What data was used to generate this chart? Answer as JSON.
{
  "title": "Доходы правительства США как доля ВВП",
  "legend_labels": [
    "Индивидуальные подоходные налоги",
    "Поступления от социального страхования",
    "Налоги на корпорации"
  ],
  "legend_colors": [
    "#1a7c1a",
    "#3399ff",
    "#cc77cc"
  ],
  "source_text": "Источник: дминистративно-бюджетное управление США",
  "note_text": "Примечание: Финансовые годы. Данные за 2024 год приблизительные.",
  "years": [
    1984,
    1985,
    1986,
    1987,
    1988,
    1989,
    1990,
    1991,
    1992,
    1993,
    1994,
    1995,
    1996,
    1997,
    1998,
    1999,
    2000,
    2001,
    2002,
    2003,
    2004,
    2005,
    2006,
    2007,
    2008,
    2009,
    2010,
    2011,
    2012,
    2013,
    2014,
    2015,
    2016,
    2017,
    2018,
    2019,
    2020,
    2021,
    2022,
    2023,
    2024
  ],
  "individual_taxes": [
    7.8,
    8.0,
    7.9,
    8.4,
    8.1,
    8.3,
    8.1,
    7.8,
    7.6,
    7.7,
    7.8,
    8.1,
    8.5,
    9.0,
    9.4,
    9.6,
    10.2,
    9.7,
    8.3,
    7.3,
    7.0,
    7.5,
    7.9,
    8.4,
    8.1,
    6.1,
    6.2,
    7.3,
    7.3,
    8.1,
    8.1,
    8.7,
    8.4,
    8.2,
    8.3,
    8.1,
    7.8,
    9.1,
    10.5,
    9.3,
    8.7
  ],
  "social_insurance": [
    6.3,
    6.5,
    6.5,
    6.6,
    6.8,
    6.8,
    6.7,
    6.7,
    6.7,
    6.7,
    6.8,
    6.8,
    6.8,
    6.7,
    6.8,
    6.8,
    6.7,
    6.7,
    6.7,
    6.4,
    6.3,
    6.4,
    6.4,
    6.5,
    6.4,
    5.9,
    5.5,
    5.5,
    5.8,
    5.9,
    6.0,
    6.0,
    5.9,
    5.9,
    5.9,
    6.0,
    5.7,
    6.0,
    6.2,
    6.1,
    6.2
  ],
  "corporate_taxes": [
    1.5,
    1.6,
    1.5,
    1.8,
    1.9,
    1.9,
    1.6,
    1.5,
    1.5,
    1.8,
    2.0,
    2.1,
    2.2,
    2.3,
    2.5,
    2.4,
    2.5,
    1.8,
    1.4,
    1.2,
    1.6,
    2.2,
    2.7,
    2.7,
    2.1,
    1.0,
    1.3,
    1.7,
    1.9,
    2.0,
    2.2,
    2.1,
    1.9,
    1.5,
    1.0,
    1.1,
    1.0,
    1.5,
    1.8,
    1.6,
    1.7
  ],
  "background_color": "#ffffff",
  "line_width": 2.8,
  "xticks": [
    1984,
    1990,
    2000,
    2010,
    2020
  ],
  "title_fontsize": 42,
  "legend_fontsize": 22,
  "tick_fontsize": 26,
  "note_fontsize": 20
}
...
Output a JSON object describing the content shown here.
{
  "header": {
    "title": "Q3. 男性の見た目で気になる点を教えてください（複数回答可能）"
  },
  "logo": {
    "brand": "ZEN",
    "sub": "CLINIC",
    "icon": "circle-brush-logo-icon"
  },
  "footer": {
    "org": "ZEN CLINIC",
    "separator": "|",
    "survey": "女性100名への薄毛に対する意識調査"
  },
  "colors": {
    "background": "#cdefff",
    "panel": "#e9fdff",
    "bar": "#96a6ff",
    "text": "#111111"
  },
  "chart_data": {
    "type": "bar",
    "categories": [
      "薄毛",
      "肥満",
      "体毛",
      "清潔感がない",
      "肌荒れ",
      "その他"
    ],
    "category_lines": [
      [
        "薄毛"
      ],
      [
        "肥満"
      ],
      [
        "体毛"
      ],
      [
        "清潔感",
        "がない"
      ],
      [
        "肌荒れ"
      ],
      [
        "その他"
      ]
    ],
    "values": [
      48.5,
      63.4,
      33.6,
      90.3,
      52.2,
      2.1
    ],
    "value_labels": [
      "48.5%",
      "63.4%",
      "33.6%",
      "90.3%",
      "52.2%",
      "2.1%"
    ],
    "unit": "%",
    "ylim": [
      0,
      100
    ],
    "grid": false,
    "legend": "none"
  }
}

> **WHAT YOU NEED TO DO**: Copy out every line of the listing that includes the string "JSON".

> **PROBLEM SOLUTION**:
What data was used to generate this chart? Answer as JSON.
Output a JSON object describing the content shown here.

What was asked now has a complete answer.